# THE EXERCISE:
Identify all lines in the data containing the string "которым". Copy them out.

»»

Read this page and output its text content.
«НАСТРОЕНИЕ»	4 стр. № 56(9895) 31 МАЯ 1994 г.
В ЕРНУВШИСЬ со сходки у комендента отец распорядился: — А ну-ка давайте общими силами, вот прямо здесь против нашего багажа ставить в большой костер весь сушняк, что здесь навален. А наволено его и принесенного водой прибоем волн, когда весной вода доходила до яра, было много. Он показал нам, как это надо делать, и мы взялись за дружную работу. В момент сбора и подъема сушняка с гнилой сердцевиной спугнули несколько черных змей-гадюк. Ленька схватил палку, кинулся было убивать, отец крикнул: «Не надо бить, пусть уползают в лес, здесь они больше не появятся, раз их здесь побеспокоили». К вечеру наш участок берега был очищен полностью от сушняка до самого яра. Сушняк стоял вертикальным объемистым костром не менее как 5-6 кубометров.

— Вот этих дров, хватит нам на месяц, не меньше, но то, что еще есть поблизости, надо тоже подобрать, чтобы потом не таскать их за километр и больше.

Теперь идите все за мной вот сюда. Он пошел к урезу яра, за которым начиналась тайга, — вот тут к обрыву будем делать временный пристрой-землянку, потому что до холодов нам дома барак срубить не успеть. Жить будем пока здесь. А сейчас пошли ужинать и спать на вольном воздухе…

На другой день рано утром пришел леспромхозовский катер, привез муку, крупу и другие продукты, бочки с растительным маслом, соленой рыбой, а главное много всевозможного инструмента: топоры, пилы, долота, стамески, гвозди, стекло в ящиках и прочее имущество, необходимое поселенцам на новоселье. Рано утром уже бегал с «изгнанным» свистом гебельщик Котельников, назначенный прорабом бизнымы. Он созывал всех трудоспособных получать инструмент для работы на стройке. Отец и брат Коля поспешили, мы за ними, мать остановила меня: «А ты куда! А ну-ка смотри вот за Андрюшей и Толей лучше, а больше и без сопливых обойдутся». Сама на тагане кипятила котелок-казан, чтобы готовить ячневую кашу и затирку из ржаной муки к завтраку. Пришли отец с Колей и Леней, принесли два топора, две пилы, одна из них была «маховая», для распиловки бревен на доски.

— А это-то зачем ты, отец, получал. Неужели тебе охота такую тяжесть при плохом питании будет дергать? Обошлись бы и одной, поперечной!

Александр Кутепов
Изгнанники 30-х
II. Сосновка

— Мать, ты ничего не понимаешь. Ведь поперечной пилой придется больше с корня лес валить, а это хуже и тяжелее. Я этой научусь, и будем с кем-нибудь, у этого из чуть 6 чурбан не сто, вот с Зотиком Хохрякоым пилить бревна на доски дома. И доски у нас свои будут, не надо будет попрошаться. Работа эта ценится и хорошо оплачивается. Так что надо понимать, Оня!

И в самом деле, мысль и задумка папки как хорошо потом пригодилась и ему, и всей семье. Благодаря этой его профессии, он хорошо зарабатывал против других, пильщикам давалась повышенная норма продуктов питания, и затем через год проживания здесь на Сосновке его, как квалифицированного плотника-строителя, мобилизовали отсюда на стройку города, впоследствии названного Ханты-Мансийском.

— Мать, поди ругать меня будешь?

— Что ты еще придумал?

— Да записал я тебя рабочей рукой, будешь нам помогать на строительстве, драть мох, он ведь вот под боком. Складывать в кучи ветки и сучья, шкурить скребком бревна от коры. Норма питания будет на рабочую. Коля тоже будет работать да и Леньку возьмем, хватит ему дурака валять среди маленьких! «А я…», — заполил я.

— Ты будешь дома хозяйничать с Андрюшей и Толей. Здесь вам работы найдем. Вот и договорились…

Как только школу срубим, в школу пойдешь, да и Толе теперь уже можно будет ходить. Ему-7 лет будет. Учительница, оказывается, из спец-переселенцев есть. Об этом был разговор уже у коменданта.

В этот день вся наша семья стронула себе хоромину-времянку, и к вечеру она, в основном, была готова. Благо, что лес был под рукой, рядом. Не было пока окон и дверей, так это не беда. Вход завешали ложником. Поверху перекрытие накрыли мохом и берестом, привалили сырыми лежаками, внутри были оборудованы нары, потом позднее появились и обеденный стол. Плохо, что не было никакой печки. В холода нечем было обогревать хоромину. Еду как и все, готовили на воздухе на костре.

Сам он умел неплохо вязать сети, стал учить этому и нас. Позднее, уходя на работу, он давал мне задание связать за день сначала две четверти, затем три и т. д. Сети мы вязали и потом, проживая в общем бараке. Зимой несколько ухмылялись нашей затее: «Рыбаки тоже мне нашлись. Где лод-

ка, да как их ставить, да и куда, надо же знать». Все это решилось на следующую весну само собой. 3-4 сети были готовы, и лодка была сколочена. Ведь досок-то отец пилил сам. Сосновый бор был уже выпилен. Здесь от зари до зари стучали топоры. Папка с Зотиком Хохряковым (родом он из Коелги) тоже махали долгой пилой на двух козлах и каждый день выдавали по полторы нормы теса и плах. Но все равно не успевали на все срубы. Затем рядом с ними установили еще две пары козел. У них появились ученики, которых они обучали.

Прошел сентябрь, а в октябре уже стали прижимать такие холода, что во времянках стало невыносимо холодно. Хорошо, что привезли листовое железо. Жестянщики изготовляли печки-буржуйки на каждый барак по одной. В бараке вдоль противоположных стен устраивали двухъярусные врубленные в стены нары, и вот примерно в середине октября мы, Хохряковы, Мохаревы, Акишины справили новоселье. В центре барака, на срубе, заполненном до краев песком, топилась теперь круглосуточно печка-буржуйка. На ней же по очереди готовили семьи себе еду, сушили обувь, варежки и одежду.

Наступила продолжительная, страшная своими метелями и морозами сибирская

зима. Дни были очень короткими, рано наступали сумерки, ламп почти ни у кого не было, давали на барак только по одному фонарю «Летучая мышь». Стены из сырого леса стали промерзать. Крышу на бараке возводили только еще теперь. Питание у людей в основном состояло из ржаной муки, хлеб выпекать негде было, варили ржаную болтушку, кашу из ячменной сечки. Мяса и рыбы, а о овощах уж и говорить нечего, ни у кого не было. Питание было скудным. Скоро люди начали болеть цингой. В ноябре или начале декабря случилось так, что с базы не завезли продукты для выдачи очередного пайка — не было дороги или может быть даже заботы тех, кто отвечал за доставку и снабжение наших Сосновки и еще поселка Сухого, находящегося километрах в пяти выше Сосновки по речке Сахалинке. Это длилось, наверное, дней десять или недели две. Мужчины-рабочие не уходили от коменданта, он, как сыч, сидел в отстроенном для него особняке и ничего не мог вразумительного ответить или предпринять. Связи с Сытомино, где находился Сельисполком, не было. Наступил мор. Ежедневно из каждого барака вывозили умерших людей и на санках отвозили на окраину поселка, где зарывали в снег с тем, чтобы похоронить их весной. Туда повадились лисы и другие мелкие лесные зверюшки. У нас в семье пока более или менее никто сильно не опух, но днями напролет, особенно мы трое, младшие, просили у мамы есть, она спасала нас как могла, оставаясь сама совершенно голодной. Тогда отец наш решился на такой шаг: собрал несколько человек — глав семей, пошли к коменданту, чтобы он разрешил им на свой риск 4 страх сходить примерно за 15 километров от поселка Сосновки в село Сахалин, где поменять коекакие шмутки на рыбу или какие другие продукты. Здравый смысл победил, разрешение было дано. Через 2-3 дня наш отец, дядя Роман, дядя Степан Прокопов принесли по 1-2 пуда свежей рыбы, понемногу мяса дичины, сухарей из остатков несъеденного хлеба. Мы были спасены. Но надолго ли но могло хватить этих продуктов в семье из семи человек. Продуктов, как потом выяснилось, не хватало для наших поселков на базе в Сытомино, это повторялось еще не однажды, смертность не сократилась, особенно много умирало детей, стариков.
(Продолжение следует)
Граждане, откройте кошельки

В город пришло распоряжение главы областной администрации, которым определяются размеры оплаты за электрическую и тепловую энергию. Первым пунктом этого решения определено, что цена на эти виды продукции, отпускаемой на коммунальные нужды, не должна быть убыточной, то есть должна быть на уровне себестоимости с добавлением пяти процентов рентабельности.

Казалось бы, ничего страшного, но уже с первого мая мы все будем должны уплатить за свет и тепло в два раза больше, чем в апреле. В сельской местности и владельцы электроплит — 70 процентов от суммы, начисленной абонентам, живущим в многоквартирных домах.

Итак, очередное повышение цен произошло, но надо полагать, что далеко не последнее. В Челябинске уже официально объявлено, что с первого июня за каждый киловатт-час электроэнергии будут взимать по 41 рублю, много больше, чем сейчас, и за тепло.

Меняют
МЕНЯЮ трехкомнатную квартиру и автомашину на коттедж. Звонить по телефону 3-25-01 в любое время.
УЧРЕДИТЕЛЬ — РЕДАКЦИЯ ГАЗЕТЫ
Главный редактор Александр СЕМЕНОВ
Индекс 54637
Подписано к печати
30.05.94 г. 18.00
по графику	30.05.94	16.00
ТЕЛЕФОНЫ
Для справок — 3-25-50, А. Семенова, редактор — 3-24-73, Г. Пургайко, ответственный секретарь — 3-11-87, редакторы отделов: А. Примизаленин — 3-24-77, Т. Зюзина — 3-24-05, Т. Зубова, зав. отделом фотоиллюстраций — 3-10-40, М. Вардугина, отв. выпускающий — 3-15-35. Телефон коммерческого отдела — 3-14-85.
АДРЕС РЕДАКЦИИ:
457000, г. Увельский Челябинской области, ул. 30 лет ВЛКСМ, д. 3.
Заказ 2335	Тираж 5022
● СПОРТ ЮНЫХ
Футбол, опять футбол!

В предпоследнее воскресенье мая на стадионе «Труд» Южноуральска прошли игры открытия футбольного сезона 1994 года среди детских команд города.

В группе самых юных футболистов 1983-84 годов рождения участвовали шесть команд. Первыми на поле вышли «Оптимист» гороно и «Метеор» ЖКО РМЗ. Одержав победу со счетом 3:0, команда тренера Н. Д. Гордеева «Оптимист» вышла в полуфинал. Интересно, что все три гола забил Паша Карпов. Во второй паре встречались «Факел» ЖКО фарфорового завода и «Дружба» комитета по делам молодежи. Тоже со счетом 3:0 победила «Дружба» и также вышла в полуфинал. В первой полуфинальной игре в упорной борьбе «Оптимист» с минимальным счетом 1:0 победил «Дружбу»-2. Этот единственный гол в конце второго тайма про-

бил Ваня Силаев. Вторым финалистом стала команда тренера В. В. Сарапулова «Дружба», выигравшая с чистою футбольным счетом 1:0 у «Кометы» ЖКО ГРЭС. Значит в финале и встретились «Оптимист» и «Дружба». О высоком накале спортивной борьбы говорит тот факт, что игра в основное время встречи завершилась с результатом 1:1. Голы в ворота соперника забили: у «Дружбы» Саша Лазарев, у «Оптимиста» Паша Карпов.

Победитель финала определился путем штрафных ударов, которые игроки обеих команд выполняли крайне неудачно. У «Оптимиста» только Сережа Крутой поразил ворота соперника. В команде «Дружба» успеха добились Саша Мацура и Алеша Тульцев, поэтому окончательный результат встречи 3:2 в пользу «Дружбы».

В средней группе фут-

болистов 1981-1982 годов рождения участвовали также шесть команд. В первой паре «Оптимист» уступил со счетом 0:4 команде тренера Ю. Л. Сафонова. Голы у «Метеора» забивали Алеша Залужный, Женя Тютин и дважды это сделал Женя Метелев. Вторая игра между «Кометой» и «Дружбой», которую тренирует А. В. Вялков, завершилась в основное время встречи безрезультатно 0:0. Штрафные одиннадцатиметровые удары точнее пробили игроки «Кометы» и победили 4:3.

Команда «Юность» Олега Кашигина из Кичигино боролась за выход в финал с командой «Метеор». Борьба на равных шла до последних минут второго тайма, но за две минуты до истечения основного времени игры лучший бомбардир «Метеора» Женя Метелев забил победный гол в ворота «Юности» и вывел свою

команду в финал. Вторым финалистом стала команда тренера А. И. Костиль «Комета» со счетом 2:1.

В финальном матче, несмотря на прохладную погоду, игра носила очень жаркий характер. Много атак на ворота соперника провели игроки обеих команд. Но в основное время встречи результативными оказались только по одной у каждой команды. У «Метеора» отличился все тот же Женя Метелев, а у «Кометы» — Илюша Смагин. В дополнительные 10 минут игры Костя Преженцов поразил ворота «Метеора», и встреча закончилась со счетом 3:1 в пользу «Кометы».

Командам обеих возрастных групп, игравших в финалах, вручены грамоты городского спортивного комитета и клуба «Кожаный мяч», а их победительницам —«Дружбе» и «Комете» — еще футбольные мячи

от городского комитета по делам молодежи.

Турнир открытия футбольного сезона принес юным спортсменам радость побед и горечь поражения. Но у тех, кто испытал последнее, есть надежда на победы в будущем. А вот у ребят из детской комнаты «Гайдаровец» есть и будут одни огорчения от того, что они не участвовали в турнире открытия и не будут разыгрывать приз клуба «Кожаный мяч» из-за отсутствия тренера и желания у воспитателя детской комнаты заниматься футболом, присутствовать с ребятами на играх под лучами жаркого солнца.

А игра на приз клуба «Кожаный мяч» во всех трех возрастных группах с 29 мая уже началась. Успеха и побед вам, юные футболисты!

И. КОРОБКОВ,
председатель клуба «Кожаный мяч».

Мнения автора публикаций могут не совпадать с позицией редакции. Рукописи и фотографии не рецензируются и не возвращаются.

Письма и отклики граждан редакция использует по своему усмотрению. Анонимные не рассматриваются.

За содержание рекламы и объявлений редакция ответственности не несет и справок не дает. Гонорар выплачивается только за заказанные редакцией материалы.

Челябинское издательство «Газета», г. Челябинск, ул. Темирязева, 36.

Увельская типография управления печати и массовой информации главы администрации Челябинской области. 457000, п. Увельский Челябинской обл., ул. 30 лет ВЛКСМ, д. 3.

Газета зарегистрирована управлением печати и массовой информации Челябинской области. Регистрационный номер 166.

««

# EXERCISE ANSWER:
Теперь идите все за мной вот сюда. Он пошел к урезу яра, за которым начиналась тайга, — вот тут к обрыву будем делать временный пристрой-землянку, потому что до холодов нам дома барак срубить не успеть. Жить будем пока здесь. А сейчас пошли ужинать и спать на вольном воздухе…
В город пришло распоряжение главы областной администрации, которым определяются размеры оплаты за электрическую и тепловую энергию. Первым пунктом этого решения определено, что цена на эти виды продукции, отпускаемой на коммунальные нужды, не должна быть убыточной, то есть должна быть на уровне себестоимости с добавлением пяти процентов рентабельности.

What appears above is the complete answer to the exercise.